- **Extrait à lire**:
━━━━━━━━

De ce fait, la part du secteur privé dans les investissements devra techniquement baisser. « The share of private sector investment is expected to decrease to 72.6% from 74.4% in 2016 and that of the public sector, to increase to 27.4% from 25.6%. Excluding aircraft and marine vessel, the share of private sector investment would be 74.1% and that of the public sector, 25.9% », confirme la dernière édition des National Accounts, alors que la nouvelle commission sur l’économie de Business Mauritius, présidée par Gilbert Gnany, Chief Stratgey Officer du MCBGroup, s’est réunie pour la première fois en fin de semaine dernière pour dégager la meilleure stratégie possible dans la conjoncture politico-économique, loin de dégager le feel-good factor tant recherché.
Les allocations de crédits au secteur privé aux principaux segments économiques se déclinaient comme suit au 31 mai dernier :
Construction : Rs 88,6 milliards, dont Rs 77,5 milliards de prêts, soit Rs 3 milliards de plus qu’à pareille époque l’époque l’année dernière ;
Tourisme : Rs 40,4 milliards, dont Rs 17,3 milliards de prêts, avec le chiffre global en régression comparativement aux Rs 47,1 milliards de mai 2016 ;
Services financiers : Rs 34,3 milliards, dont Rs 25,9 milliards en prêts, soit une augmentation de Rs 7 milliards en une année
Ménages : Rs 28,6 milliards, dont des loans de Rs 22,3 milliards, marquant le pas avec la politique restrictive frappant cette clientèle bancaire ;
Manufacturier : Rs 21,6 milliards avec des prêts de Rs 8,2 milliards, contre des crédits bancaires de Rs 20,7 milliards l’année dernière et ;
Agriculture : le statu quo avec Rs 20,6 milliards.

━━━━━━━━

- **Matériel recueilli**:
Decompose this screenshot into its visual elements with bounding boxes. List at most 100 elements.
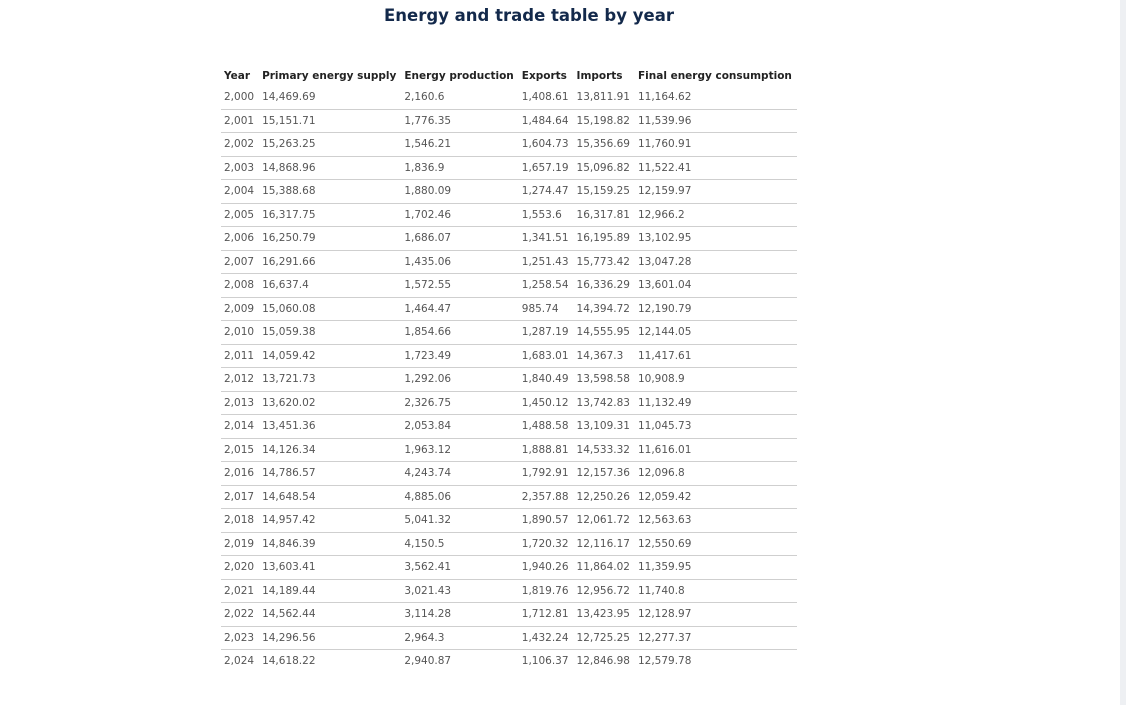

━━━━━━━━

- **Énoncé 1**: Relevez tous les segments économiques auxquels l'extrait sur les crédits au secteur privé attribue un montant d'allocations au 31 mai.
- **Énoncé 2**: Poursuivez l'extrait sur les crédits au secteur privé à partir de sa dernière phrase.

- **Corrigé 1**: Construction, Tourisme, Services financiers, Ménages, Manufacturier, Agriculture.

- **Corrigé 2**:
Dans cette perspective, le gouvernement place de gros espoirs sur la mise à exécution des projets dans le secteur public pour relancer la machinerie des investissements. Un rebond substantiel de 12,8% est annoncé, notamment trois fois la performance de l’année dernière. Le gouvernement caresse l’ambition d’injecter Rs 22,1 milliards sous forme d’investissements en 2017, même si des doutes subsistent quant à sa capacité en vue de mettre à exécution des projets d’envergure. La construction est présentée comme un secteur porteur avec une croissance de 21,9% dans la filière de non-residential building, même si une contraction de 2,6% est envisagée pour les constructions résidentielles. « On the other hand, non-residential building is forecasted to rebound by 21,9% and « other construction work » to recover in 2017 with a growth of 15%. This is based on an expected acceleration of investment projects that were delayed in 2016 coupled with new investment projects that would start in 2017 », affirme Statistics Mauritius. Avec l’espoir d’ouvrir le chantier de métro express entre Curepipe et Port-Louis en deux phases en septembre prochain, soit déjà avec six mois de retard sur le calendrier préétabli, il sera difficile de croire qu’il pourra doper suffisamment les investissements en vue de réaliser les 5,3% envisagés cette année contre 3,7% l’année dernière.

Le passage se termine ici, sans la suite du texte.